[Saved entries]
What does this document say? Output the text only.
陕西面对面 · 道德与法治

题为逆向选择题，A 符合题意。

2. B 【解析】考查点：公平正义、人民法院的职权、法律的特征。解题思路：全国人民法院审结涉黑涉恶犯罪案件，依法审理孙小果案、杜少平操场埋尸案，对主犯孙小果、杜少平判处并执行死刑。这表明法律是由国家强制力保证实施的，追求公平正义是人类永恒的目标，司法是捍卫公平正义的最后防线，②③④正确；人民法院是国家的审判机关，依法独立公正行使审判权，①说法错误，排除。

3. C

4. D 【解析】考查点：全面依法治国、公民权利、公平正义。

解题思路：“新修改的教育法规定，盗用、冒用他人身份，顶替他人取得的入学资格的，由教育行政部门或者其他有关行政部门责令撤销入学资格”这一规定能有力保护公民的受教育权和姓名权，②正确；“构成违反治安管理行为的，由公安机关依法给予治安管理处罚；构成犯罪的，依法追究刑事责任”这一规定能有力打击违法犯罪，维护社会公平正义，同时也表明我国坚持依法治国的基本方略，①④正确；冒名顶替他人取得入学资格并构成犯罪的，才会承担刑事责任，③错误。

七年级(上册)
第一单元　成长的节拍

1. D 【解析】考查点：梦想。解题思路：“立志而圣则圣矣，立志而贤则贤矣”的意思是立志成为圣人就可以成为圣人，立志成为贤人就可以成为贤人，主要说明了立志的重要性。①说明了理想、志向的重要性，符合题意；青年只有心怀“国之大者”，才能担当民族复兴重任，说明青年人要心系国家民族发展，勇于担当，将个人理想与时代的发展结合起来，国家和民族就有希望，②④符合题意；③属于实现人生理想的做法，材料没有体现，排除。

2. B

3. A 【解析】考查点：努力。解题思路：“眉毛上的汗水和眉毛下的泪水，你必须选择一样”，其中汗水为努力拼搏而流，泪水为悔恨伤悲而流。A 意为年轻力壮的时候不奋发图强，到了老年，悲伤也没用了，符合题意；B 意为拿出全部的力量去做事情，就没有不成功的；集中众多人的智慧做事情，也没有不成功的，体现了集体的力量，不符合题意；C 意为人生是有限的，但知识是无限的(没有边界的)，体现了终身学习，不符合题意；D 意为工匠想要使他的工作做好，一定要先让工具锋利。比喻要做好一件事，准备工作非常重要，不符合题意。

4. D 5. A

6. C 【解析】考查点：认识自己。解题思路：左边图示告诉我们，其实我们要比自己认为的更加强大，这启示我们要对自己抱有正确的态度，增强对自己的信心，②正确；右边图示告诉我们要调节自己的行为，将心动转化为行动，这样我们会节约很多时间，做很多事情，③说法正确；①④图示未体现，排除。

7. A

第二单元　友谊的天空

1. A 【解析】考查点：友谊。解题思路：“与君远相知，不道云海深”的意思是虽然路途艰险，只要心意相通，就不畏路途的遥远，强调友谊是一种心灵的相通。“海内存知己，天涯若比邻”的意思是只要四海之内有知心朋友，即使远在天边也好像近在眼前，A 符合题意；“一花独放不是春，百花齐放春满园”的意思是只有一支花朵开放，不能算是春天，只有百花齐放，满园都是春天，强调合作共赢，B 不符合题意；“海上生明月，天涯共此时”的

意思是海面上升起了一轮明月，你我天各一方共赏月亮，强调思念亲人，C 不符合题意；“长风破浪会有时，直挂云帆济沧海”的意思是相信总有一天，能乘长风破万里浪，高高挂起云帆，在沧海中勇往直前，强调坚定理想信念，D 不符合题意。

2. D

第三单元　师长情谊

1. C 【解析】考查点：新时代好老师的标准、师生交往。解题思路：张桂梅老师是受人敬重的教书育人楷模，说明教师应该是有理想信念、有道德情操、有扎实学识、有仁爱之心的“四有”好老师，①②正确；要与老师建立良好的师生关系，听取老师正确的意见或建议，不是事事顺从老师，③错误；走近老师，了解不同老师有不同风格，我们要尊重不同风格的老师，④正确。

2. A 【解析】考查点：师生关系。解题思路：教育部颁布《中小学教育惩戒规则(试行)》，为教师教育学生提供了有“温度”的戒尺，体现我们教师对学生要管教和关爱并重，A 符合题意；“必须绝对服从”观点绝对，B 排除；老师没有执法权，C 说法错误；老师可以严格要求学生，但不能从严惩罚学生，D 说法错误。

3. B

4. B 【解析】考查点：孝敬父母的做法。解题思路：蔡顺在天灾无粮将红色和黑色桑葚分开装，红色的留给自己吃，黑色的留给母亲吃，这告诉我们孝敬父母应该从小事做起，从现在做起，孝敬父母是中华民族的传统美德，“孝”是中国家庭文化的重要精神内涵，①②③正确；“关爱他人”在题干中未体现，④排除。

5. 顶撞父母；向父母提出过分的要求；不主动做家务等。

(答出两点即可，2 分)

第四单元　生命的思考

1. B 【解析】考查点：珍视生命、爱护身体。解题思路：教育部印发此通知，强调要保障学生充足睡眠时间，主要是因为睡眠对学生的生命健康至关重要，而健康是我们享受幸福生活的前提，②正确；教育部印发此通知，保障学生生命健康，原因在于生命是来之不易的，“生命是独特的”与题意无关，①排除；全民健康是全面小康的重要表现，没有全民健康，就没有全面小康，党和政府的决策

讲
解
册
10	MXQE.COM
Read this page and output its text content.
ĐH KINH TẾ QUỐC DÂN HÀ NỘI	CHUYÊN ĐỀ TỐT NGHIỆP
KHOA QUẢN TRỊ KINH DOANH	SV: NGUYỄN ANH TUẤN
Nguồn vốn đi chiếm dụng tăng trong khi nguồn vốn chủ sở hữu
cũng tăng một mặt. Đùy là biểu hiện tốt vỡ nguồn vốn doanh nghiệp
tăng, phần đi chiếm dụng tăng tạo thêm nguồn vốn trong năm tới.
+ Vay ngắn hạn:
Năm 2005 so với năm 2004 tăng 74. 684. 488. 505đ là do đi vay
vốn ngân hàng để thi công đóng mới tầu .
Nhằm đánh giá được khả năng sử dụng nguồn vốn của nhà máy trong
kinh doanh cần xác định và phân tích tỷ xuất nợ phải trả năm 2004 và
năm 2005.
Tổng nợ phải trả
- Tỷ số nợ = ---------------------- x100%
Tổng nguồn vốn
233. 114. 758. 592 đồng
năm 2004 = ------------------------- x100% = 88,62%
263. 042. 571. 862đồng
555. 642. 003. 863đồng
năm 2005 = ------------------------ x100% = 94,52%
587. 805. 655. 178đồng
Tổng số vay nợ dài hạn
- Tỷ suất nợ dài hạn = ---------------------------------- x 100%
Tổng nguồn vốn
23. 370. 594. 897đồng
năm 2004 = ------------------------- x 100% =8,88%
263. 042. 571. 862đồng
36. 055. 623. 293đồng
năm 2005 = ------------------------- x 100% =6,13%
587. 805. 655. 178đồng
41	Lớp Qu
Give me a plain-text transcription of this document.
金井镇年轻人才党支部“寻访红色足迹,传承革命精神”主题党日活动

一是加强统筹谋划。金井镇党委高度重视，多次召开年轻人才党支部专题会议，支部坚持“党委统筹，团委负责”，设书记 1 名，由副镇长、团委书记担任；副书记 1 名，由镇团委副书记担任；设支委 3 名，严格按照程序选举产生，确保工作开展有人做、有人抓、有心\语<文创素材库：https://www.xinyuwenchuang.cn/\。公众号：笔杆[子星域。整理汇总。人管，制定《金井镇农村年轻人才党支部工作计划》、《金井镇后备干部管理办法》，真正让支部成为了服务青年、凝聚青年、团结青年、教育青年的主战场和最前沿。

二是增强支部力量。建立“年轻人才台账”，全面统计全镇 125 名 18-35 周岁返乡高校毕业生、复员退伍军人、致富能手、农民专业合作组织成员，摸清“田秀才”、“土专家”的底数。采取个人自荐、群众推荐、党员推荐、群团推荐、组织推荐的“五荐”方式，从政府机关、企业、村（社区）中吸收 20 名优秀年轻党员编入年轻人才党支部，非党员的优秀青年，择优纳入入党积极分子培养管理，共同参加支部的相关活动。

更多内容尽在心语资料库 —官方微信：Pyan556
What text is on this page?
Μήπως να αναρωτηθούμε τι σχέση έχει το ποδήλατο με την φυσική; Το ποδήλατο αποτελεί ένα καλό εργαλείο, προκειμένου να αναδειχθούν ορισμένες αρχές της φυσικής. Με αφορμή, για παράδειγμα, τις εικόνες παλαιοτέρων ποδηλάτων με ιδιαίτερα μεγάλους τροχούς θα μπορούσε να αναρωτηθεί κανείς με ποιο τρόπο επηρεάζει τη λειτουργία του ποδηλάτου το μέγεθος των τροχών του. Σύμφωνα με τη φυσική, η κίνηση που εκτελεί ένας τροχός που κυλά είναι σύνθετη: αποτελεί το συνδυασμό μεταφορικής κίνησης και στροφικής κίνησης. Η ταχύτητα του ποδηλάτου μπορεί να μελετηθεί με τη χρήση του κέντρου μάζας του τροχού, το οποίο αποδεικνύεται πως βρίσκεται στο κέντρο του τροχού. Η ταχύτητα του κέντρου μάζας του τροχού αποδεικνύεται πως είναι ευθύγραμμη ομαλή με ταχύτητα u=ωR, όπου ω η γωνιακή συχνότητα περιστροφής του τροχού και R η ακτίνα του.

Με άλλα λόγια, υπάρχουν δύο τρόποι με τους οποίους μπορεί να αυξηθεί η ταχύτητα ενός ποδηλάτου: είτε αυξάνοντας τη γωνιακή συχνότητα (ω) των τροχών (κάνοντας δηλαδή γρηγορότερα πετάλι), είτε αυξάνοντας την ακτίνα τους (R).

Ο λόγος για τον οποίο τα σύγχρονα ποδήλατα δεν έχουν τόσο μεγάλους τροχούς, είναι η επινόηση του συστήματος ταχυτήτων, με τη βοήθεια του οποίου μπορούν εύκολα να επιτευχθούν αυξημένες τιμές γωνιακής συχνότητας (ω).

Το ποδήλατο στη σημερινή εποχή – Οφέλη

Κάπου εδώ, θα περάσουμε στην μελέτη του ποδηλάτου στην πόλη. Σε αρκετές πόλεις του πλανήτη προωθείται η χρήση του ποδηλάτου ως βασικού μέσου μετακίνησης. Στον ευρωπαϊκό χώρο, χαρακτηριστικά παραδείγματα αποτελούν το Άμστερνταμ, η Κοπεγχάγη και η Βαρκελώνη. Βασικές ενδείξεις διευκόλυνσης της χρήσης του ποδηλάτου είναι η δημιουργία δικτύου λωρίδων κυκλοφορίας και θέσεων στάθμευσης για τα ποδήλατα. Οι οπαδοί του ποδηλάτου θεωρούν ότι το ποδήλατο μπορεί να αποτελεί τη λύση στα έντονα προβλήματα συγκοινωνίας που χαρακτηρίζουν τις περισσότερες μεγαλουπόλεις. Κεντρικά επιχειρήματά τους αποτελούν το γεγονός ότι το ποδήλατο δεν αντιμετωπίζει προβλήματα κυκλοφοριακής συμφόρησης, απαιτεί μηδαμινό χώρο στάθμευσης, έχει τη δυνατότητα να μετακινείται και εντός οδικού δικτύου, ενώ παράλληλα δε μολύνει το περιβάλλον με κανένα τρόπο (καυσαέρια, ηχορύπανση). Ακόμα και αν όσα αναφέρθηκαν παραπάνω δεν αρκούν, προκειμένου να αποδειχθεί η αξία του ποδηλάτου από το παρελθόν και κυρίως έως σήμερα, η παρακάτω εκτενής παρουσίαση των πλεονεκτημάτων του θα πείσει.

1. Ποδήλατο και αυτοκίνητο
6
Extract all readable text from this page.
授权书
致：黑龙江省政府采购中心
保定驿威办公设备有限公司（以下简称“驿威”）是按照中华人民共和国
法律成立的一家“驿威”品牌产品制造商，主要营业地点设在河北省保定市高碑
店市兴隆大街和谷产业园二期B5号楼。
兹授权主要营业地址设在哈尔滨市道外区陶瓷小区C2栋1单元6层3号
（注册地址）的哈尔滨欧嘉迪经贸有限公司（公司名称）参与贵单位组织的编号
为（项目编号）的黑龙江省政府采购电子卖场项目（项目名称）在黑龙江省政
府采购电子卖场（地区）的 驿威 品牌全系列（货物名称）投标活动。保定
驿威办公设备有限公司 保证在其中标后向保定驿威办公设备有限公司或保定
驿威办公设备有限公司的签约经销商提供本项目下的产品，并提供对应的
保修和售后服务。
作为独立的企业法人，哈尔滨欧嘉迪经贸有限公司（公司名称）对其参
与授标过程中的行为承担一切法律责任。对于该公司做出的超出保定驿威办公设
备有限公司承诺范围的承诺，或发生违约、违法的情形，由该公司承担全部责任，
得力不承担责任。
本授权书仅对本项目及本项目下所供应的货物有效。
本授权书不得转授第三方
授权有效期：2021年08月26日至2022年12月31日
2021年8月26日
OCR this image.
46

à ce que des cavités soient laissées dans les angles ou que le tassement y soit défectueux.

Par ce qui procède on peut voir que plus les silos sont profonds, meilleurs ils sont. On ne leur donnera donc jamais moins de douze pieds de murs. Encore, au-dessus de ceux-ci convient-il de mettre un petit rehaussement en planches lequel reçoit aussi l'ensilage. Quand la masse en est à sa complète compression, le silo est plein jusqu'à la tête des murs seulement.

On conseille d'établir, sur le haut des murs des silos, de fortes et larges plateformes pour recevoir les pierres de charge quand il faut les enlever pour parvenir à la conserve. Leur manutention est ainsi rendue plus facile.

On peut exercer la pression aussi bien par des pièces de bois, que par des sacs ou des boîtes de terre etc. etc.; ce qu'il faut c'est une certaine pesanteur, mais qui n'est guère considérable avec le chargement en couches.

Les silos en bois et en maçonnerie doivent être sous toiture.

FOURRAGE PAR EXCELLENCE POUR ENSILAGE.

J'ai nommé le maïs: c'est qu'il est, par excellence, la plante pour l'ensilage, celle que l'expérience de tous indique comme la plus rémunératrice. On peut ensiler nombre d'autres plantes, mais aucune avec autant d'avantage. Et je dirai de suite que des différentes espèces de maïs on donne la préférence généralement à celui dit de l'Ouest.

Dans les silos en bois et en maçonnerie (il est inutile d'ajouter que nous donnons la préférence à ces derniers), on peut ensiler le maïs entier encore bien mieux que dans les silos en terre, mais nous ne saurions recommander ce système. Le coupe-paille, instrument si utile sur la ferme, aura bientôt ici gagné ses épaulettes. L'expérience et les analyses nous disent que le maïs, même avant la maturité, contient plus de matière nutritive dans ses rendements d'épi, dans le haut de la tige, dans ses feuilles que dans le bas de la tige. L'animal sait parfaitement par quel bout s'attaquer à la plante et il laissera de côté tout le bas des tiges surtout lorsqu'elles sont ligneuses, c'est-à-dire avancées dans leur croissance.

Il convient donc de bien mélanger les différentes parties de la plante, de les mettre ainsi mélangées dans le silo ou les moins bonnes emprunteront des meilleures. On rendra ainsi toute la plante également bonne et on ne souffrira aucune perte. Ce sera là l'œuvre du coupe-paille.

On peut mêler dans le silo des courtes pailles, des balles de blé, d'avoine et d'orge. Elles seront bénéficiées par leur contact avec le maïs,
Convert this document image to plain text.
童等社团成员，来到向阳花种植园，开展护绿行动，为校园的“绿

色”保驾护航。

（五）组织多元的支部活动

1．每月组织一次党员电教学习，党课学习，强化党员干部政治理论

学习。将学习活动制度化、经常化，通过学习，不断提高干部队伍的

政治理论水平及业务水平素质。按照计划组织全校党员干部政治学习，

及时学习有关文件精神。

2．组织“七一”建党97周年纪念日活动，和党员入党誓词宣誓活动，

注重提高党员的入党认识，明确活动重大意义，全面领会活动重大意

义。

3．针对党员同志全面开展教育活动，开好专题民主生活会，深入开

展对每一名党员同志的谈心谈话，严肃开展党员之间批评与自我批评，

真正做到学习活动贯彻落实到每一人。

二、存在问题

§ Written task:
How many of the lines above include the word "dụng"? Respond with the number alone.

§ Solution to the exercise:
3